Source records:
══════════

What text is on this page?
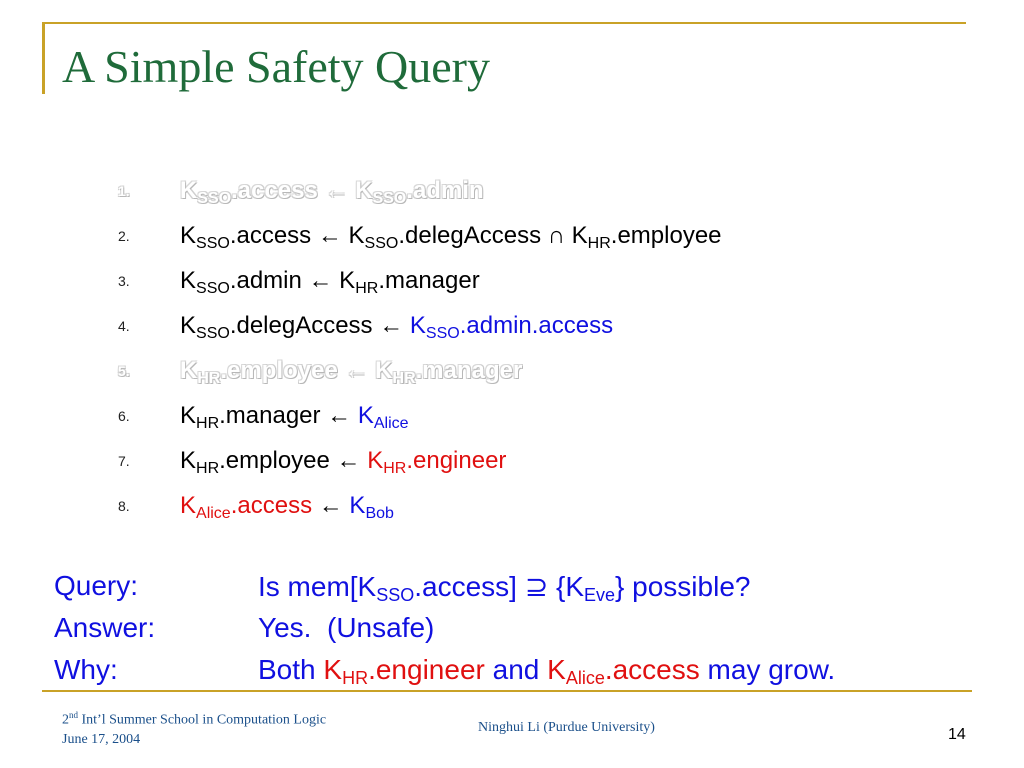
A Simple Safety Query
1.	$K_{SSO}.access$ ← $K_{SSO}.admin$
2.	$K_{SSO}.access$ ← $K_{SSO}.delegAccess$ ∩ $K_{HR}.employee$
3.	$K_{SSO}.admin$ ← $K_{HR}.manager$
4.	$K_{SSO}.delegAccess$ ← $K_{SSO}.admin.access$
5.	$K_{HR}.employee$ ← $K_{HR}.manager$
6.	$K_{HR}.manager$ ← $K_{Alice}$
7.	$K_{HR}.employee$ ← $K_{HR}.engineer$
8.	$K_{Alice}.access$ ← $K_{Bob}$
Query:	Is $mem[K_{SSO}.access]$ ⊇ $\{K_{Eve}\}$ possible?
Answer:	Yes.  (Unsafe)
Why:	Both $K_{HR}.engineer$ and $K_{Alice}.access$ may grow.
2nd Int’l Summer School in Computation Logic
June 17, 2004
Ninghui Li (Purdue University)	14
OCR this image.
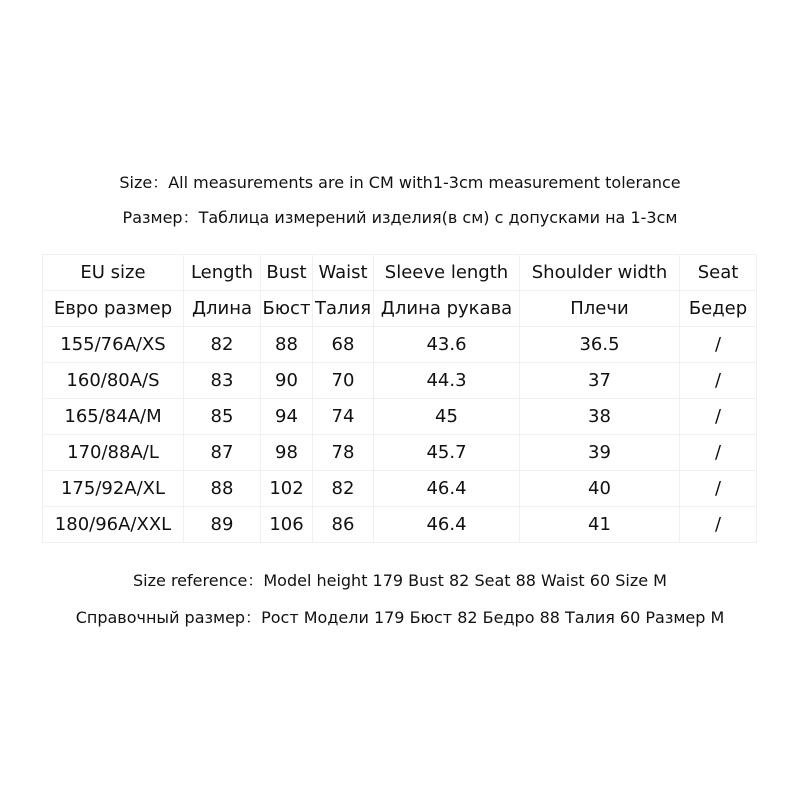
Size：All measurements are in CM with1-3cm measurement tolerance
Размер：Таблица измерений изделия(в см) с допусками на 1-3см
EU size	Length	Bust	Waist	Sleeve length	Shoulder width	Seat
Евро размер	Длина	Бюст	Талия	Длина рукава	Плечи	Бедер
155/76A/XS	82	88	68	43.6	36.5	/
160/80A/S	83	90	70	44.3	37	/
165/84A/M	85	94	74	45	38	/
170/88A/L	87	98	78	45.7	39	/
175/92A/XL	88	102	82	46.4	40	/
180/96A/XXL	89	106	86	46.4	41	/
Size reference：Model height 179 Bust 82 Seat 88 Waist 60 Size M
Справочный размер：Рост Модели 179 Бюст 82 Бедро 88 Талия 60 Размер М
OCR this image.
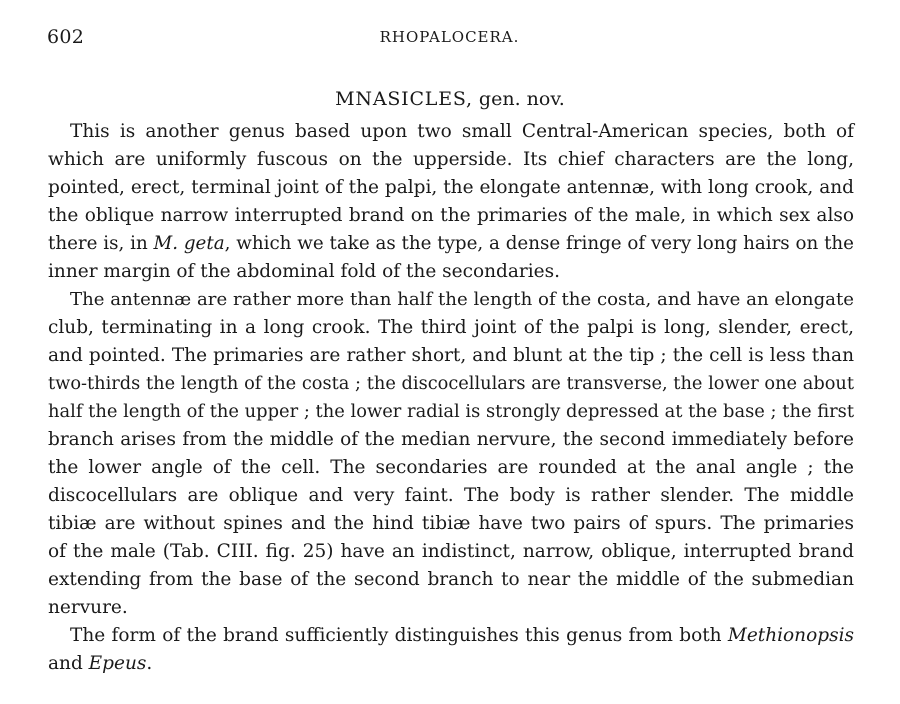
602	RHOPALOCERA.
MNASICLES, gen. nov.
This is another genus based upon two small Central-American species, both of
which are uniformly fuscous on the upperside. Its chief characters are the long,
pointed, erect, terminal joint of the palpi, the elongate antennæ, with long crook, and
the oblique narrow interrupted brand on the primaries of the male, in which sex also
there is, in M. geta, which we take as the type, a dense fringe of very long hairs on the
inner margin of the abdominal fold of the secondaries.
The antennæ are rather more than half the length of the costa, and have an elongate
club, terminating in a long crook. The third joint of the palpi is long, slender, erect,
and pointed. The primaries are rather short, and blunt at the tip ; the cell is less than
two-thirds the length of the costa ; the discocellulars are transverse, the lower one about
half the length of the upper ; the lower radial is strongly depressed at the base ; the first
branch arises from the middle of the median nervure, the second immediately before
the lower angle of the cell. The secondaries are rounded at the anal angle ; the
discocellulars are oblique and very faint. The body is rather slender. The middle
tibiæ are without spines and the hind tibiæ have two pairs of spurs. The primaries
of the male (Tab. CIII. fig. 25) have an indistinct, narrow, oblique, interrupted brand
extending from the base of the second branch to near the middle of the submedian
nervure.
The form of the brand sufficiently distinguishes this genus from both Methionopsis
and Epeus.
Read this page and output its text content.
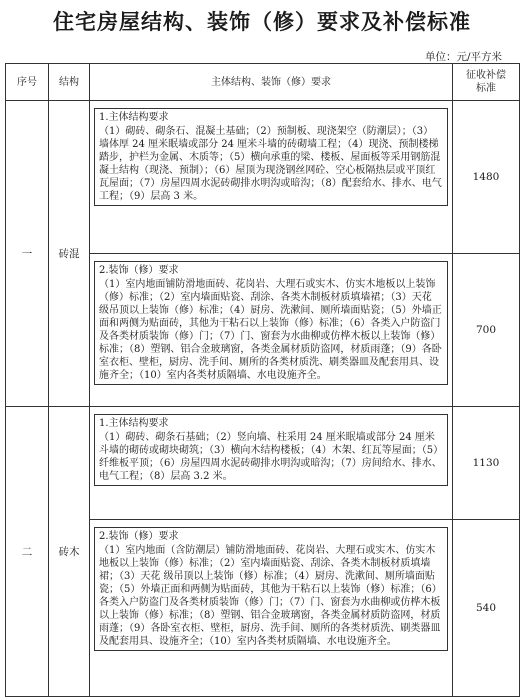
住宅房屋结构、装饰（修）要求及补偿标准
单位：元/平方米
序号	结构	主体结构、装饰（修）要求	征收补偿标准
一	砖混	1.主体结构要求

（1）砌砖、砌条石、混凝土基础；（2）预制板、现浇架空（防潮层）；（3）墙体厚 24 厘米眠墙或部分 24 厘米斗墙的砖砌墙工程；（4）现浇、预制楼梯踏步，护栏为金属、木质等；（5）横向承重的梁、楼板、屋面板等采用钢筋混凝土结构（现浇、预制）；（6）屋顶为现浇钢丝网砼、空心板隔热层或平顶红瓦屋面；（7）房屋四周水泥砖砌排水明沟或暗沟；（8）配套给水、排水、电气工程；（9）层高 3 米。	1480

		2.装饰（修）要求

（1）室内地面铺防滑地面砖、花岗岩、大理石或实木、仿实木地板以上装饰（修）标准；（2）室内墙面贴瓷、刮涂、各类木制板材质填墙裙；（3）天花 级吊顶以上装饰（修）标准；（4）厨房、洗漱间、厕所墙面贴瓷；（5）外墙正面和两侧为贴面砖，其他为干粘石以上装饰（修）标准；（6）各类入户防盗门及各类材质装饰（修）门；（7）门、窗套为水曲柳或仿桦木板以上装饰（修）标准；（8）塑钢、铝合金玻璃窗，各类金属材质防盗网，材质雨蓬；（9）各卧室衣柜、壁柜，厨房、洗手间、厕所的各类材质洗、刷类器皿及配套用具、设施齐全；（10）室内各类材质隔墙、水电设施齐全。	700
二	砖木	1.主体结构要求

（1）砌砖、砌条石基础；（2）竖向墙、柱采用 24 厘米眠墙或部分 24 厘米斗墙的砌砖或砌块砌筑；（3）横向木结构楼板；（4）木架、红瓦等屋面；（5）纤维板平顶；（6）房屋四周水泥砖砌排水明沟或暗沟；（7）房间给水、排水、电气工程；（8）层高 3.2 米。	1130

		2.装饰（修）要求

（1）室内地面（含防潮层）铺防滑地面砖、花岗岩、大理石或实木、仿实木地板以上装饰（修）标准；（2）室内墙面贴瓷、刮涂、各类木制板材质填墙裙；（3）天花 级吊顶以上装饰（修）标准；（4）厨房、洗漱间、厕所墙面贴瓷；（5）外墙正面和两侧为贴面砖，其他为干粘石以上装饰（修）标准；（6）各类入户防盗门及各类材质装饰（修）门；（7）门、窗套为水曲柳或仿桦木板以上装饰（修）标准；（8）塑钢、铝合金玻璃窗，各类金属材质防盗网，材质雨蓬；（9）各卧室衣柜、壁柜，厨房、洗手间、厕所的各类材质洗、刷类器皿及配套用具、设施齐全；（10）室内各类材质隔墙、水电设施齐全。	540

══════════

Leave out the pictures and transcribe the entries above exactly.

What text is on this page?
A Simple Safety Query
1.	$K_{SSO}.access$ ← $K_{SSO}.admin$
2.	$K_{SSO}.access$ ← $K_{SSO}.delegAccess$ ∩ $K_{HR}.employee$
3.	$K_{SSO}.admin$ ← $K_{HR}.manager$
4.	$K_{SSO}.delegAccess$ ← $K_{SSO}.admin.access$
5.	$K_{HR}.employee$ ← $K_{HR}.manager$
6.	$K_{HR}.manager$ ← $K_{Alice}$
7.	$K_{HR}.employee$ ← $K_{HR}.engineer$
8.	$K_{Alice}.access$ ← $K_{Bob}$
Query:	Is $mem[K_{SSO}.access]$ ⊇ $\{K_{Eve}\}$ possible?
Answer:	Yes.  (Unsafe)
Why:	Both $K_{HR}.engineer$ and $K_{Alice}.access$ may grow.
2nd Int’l Summer School in Computation Logic
June 17, 2004
Ninghui Li (Purdue University)	14
OCR this image.
Size：All measurements are in CM with1-3cm measurement tolerance
Размер：Таблица измерений изделия(в см) с допусками на 1-3см
EU size	Length	Bust	Waist	Sleeve length	Shoulder width	Seat
Евро размер	Длина	Бюст	Талия	Длина рукава	Плечи	Бедер
155/76A/XS	82	88	68	43.6	36.5	/
160/80A/S	83	90	70	44.3	37	/
165/84A/M	85	94	74	45	38	/
170/88A/L	87	98	78	45.7	39	/
175/92A/XL	88	102	82	46.4	40	/
180/96A/XXL	89	106	86	46.4	41	/
Size reference：Model height 179 Bust 82 Seat 88 Waist 60 Size M
Справочный размер：Рост Модели 179 Бюст 82 Бедро 88 Талия 60 Размер М
OCR this image.
602	RHOPALOCERA.
MNASICLES, gen. nov.
This is another genus based upon two small Central-American species, both of
which are uniformly fuscous on the upperside. Its chief characters are the long,
pointed, erect, terminal joint of the palpi, the elongate antennæ, with long crook, and
the oblique narrow interrupted brand on the primaries of the male, in which sex also
there is, in M. geta, which we take as the type, a dense fringe of very long hairs on the
inner margin of the abdominal fold of the secondaries.
The antennæ are rather more than half the length of the costa, and have an elongate
club, terminating in a long crook. The third joint of the palpi is long, slender, erect,
and pointed. The primaries are rather short, and blunt at the tip ; the cell is less than
two-thirds the length of the costa ; the discocellulars are transverse, the lower one about
half the length of the upper ; the lower radial is strongly depressed at the base ; the first
branch arises from the middle of the median nervure, the second immediately before
the lower angle of the cell. The secondaries are rounded at the anal angle ; the
discocellulars are oblique and very faint. The body is rather slender. The middle
tibiæ are without spines and the hind tibiæ have two pairs of spurs. The primaries
of the male (Tab. CIII. fig. 25) have an indistinct, narrow, oblique, interrupted brand
extending from the base of the second branch to near the middle of the submedian
nervure.
The form of the brand sufficiently distinguishes this genus from both Methionopsis
and Epeus.
Read this page and output its text content.
住宅房屋结构、装饰（修）要求及补偿标准
单位：元/平方米
序号	结构	主体结构、装饰（修）要求	征收补偿标准
一	砖混	1.主体结构要求

（1）砌砖、砌条石、混凝土基础；（2）预制板、现浇架空（防潮层）；（3）墙体厚 24 厘米眠墙或部分 24 厘米斗墙的砖砌墙工程；（4）现浇、预制楼梯踏步，护栏为金属、木质等；（5）横向承重的梁、楼板、屋面板等采用钢筋混凝土结构（现浇、预制）；（6）屋顶为现浇钢丝网砼、空心板隔热层或平顶红瓦屋面；（7）房屋四周水泥砖砌排水明沟或暗沟；（8）配套给水、排水、电气工程；（9）层高 3 米。	1480

		2.装饰（修）要求

（1）室内地面铺防滑地面砖、花岗岩、大理石或实木、仿实木地板以上装饰（修）标准；（2）室内墙面贴瓷、刮涂、各类木制板材质填墙裙；（3）天花 级吊顶以上装饰（修）标准；（4）厨房、洗漱间、厕所墙面贴瓷；（5）外墙正面和两侧为贴面砖，其他为干粘石以上装饰（修）标准；（6）各类入户防盗门及各类材质装饰（修）门；（7）门、窗套为水曲柳或仿桦木板以上装饰（修）标准；（8）塑钢、铝合金玻璃窗，各类金属材质防盗网，材质雨蓬；（9）各卧室衣柜、壁柜，厨房、洗手间、厕所的各类材质洗、刷类器皿及配套用具、设施齐全；（10）室内各类材质隔墙、水电设施齐全。	700
二	砖木	1.主体结构要求

（1）砌砖、砌条石基础；（2）竖向墙、柱采用 24 厘米眠墙或部分 24 厘米斗墙的砌砖或砌块砌筑；（3）横向木结构楼板；（4）木架、红瓦等屋面；（5）纤维板平顶；（6）房屋四周水泥砖砌排水明沟或暗沟；（7）房间给水、排水、电气工程；（8）层高 3.2 米。	1130

		2.装饰（修）要求

（1）室内地面（含防潮层）铺防滑地面砖、花岗岩、大理石或实木、仿实木地板以上装饰（修）标准；（2）室内墙面贴瓷、刮涂、各类木制板材质填墙裙；（3）天花 级吊顶以上装饰（修）标准；（4）厨房、洗漱间、厕所墙面贴瓷；（5）外墙正面和两侧为贴面砖，其他为干粘石以上装饰（修）标准；（6）各类入户防盗门及各类材质装饰（修）门；（7）门、窗套为水曲柳或仿桦木板以上装饰（修）标准；（8）塑钢、铝合金玻璃窗，各类金属材质防盗网，材质雨蓬；（9）各卧室衣柜、壁柜，厨房、洗手间、厕所的各类材质洗、刷类器皿及配套用具、设施齐全；（10）室内各类材质隔墙、水电设施齐全。	540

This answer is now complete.